» SET TASK
Return the material word for word. Do not include the pictures.

» DATA EXTRACT
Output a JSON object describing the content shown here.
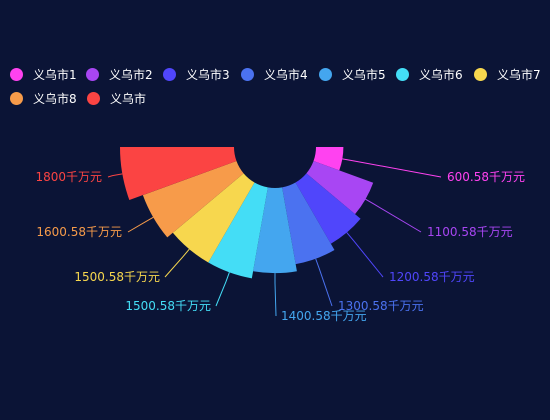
{
  "chart_data": {
    "type": "pie",
    "variant": "rose-half",
    "unit": "千万元",
    "slices": [
      {
        "name": "义乌市1",
        "value": 600.58,
        "label": "600.58千万元",
        "color": "#ff42f0"
      },
      {
        "name": "义乌市2",
        "value": 1100.58,
        "label": "1100.58千万元",
        "color": "#a846f3"
      },
      {
        "name": "义乌市3",
        "value": 1200.58,
        "label": "1200.58千万元",
        "color": "#5046fb"
      },
      {
        "name": "义乌市4",
        "value": 1300.58,
        "label": "1300.58千万元",
        "color": "#4b72f0"
      },
      {
        "name": "义乌市5",
        "value": 1400.58,
        "label": "1400.58千万元",
        "color": "#44a6ef"
      },
      {
        "name": "义乌市6",
        "value": 1500.58,
        "label": "1500.58千万元",
        "color": "#44ddf6"
      },
      {
        "name": "义乌市7",
        "value": 1500.58,
        "label": "1500.58千万元",
        "color": "#f7d74e"
      },
      {
        "name": "义乌市8",
        "value": 1600.58,
        "label": "1600.58千万元",
        "color": "#f79b4a"
      },
      {
        "name": "义乌市",
        "value": 1800,
        "label": "1800千万元",
        "color": "#fb4443"
      }
    ],
    "legend_position": "top-left"
  }
}
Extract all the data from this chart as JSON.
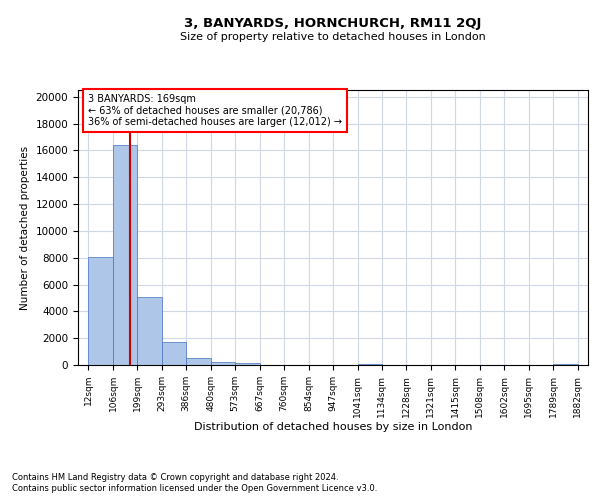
{
  "title_line1": "3, BANYARDS, HORNCHURCH, RM11 2QJ",
  "title_line2": "Size of property relative to detached houses in London",
  "xlabel": "Distribution of detached houses by size in London",
  "ylabel": "Number of detached properties",
  "annotation_line1": "3 BANYARDS: 169sqm",
  "annotation_line2": "← 63% of detached houses are smaller (20,786)",
  "annotation_line3": "36% of semi-detached houses are larger (12,012) →",
  "property_size": 169,
  "bar_edges": [
    12,
    106,
    199,
    293,
    386,
    480,
    573,
    667,
    760,
    854,
    947,
    1041,
    1134,
    1228,
    1321,
    1415,
    1508,
    1602,
    1695,
    1789,
    1882
  ],
  "bar_heights": [
    8050,
    16400,
    5050,
    1700,
    550,
    250,
    150,
    0,
    0,
    0,
    0,
    100,
    0,
    0,
    0,
    0,
    0,
    0,
    0,
    100
  ],
  "bar_color": "#aec6e8",
  "bar_edge_color": "#4472c4",
  "vline_color": "#cc0000",
  "ylim": [
    0,
    20500
  ],
  "yticks": [
    0,
    2000,
    4000,
    6000,
    8000,
    10000,
    12000,
    14000,
    16000,
    18000,
    20000
  ],
  "background_color": "#ffffff",
  "grid_color": "#d0d8e8",
  "footnote_line1": "Contains HM Land Registry data © Crown copyright and database right 2024.",
  "footnote_line2": "Contains public sector information licensed under the Open Government Licence v3.0."
}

» REPLY
Output a JSON object describing the content shown here.
{
  "chart_data": {
    "type": "pie",
    "variant": "rose-half",
    "unit": "千万元",
    "slices": [
      {
        "name": "义乌市1",
        "value": 600.58,
        "label": "600.58千万元",
        "color": "#ff42f0"
      },
      {
        "name": "义乌市2",
        "value": 1100.58,
        "label": "1100.58千万元",
        "color": "#a846f3"
      },
      {
        "name": "义乌市3",
        "value": 1200.58,
        "label": "1200.58千万元",
        "color": "#5046fb"
      },
      {
        "name": "义乌市4",
        "value": 1300.58,
        "label": "1300.58千万元",
        "color": "#4b72f0"
      },
      {
        "name": "义乌市5",
        "value": 1400.58,
        "label": "1400.58千万元",
        "color": "#44a6ef"
      },
      {
        "name": "义乌市6",
        "value": 1500.58,
        "label": "1500.58千万元",
        "color": "#44ddf6"
      },
      {
        "name": "义乌市7",
        "value": 1500.58,
        "label": "1500.58千万元",
        "color": "#f7d74e"
      },
      {
        "name": "义乌市8",
        "value": 1600.58,
        "label": "1600.58千万元",
        "color": "#f79b4a"
      },
      {
        "name": "义乌市",
        "value": 1800,
        "label": "1800千万元",
        "color": "#fb4443"
      }
    ],
    "legend_position": "top-left"
  }
}
Extract all the data from this chart as JSON.
{
  "title_line1": "3, BANYARDS, HORNCHURCH, RM11 2QJ",
  "title_line2": "Size of property relative to detached houses in London",
  "xlabel": "Distribution of detached houses by size in London",
  "ylabel": "Number of detached properties",
  "annotation_line1": "3 BANYARDS: 169sqm",
  "annotation_line2": "← 63% of detached houses are smaller (20,786)",
  "annotation_line3": "36% of semi-detached houses are larger (12,012) →",
  "property_size": 169,
  "bar_edges": [
    12,
    106,
    199,
    293,
    386,
    480,
    573,
    667,
    760,
    854,
    947,
    1041,
    1134,
    1228,
    1321,
    1415,
    1508,
    1602,
    1695,
    1789,
    1882
  ],
  "bar_heights": [
    8050,
    16400,
    5050,
    1700,
    550,
    250,
    150,
    0,
    0,
    0,
    0,
    100,
    0,
    0,
    0,
    0,
    0,
    0,
    0,
    100
  ],
  "bar_color": "#aec6e8",
  "bar_edge_color": "#4472c4",
  "vline_color": "#cc0000",
  "ylim": [
    0,
    20500
  ],
  "yticks": [
    0,
    2000,
    4000,
    6000,
    8000,
    10000,
    12000,
    14000,
    16000,
    18000,
    20000
  ],
  "background_color": "#ffffff",
  "grid_color": "#d0d8e8",
  "footnote_line1": "Contains HM Land Registry data © Crown copyright and database right 2024.",
  "footnote_line2": "Contains public sector information licensed under the Open Government Licence v3.0."
}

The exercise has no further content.